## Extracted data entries
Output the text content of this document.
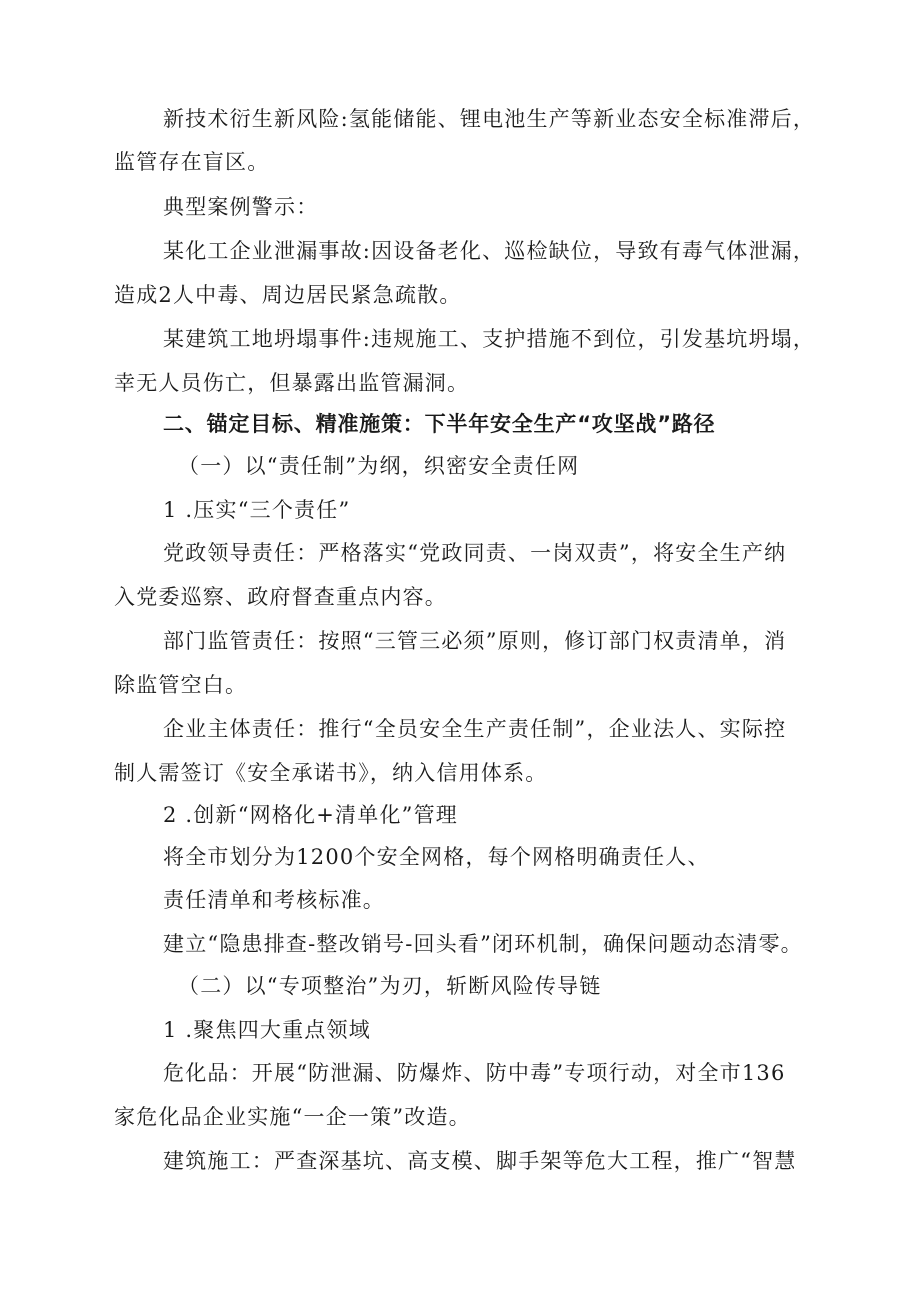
新技术衍生新风险:氢能储能、锂电池生产等新业态安全标准滞后，

监管存在盲区。

典型案例警示：

某化工企业泄漏事故:因设备老化、巡检缺位，导致有毒气体泄漏，

造成2人中毒、周边居民紧急疏散。

某建筑工地坍塌事件:违规施工、支护措施不到位，引发基坑坍塌，

幸无人员伤亡，但暴露出监管漏洞。

二、锚定目标、精准施策：下半年安全生产“攻坚战”路径

（一）以“责任制”为纲，织密安全责任网

1 .压实“三个责任”

党政领导责任：严格落实“党政同责、一岗双责”，将安全生产纳

入党委巡察、政府督查重点内容。

部门监管责任：按照“三管三必须”原则，修订部门权责清单，消

除监管空白。

企业主体责任：推行“全员安全生产责任制”，企业法人、实际控

制人需签订《安全承诺书》，纳入信用体系。

2 .创新“网格化+清单化”管理

将全市划分为1200个安全网格，每个网格明确责任人、

责任清单和考核标准。

建立“隐患排查-整改销号-回头看”闭环机制，确保问题动态清零。

（二）以“专项整治”为刃，斩断风险传导链

1 .聚焦四大重点领域

危化品：开展“防泄漏、防爆炸、防中毒”专项行动，对全市136

家危化品企业实施“一企一策”改造。

建筑施工：严查深基坑、高支模、脚手架等危大工程，推广“智慧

## WHAT YOU HAVE TO DO
Repeat the records word for word. Any picture in them should be left out.

## PROBLEM SOLUTION
Output the text content of this document.
新技术衍生新风险:氢能储能、锂电池生产等新业态安全标准滞后，

监管存在盲区。

典型案例警示：

某化工企业泄漏事故:因设备老化、巡检缺位，导致有毒气体泄漏，

造成2人中毒、周边居民紧急疏散。

某建筑工地坍塌事件:违规施工、支护措施不到位，引发基坑坍塌，

幸无人员伤亡，但暴露出监管漏洞。

二、锚定目标、精准施策：下半年安全生产“攻坚战”路径

（一）以“责任制”为纲，织密安全责任网

1 .压实“三个责任”

党政领导责任：严格落实“党政同责、一岗双责”，将安全生产纳

入党委巡察、政府督查重点内容。

部门监管责任：按照“三管三必须”原则，修订部门权责清单，消

除监管空白。

企业主体责任：推行“全员安全生产责任制”，企业法人、实际控

制人需签订《安全承诺书》，纳入信用体系。

2 .创新“网格化+清单化”管理

将全市划分为1200个安全网格，每个网格明确责任人、

责任清单和考核标准。

建立“隐患排查-整改销号-回头看”闭环机制，确保问题动态清零。

（二）以“专项整治”为刃，斩断风险传导链

1 .聚焦四大重点领域

危化品：开展“防泄漏、防爆炸、防中毒”专项行动，对全市136

家危化品企业实施“一企一策”改造。

建筑施工：严查深基坑、高支模、脚手架等危大工程，推广“智慧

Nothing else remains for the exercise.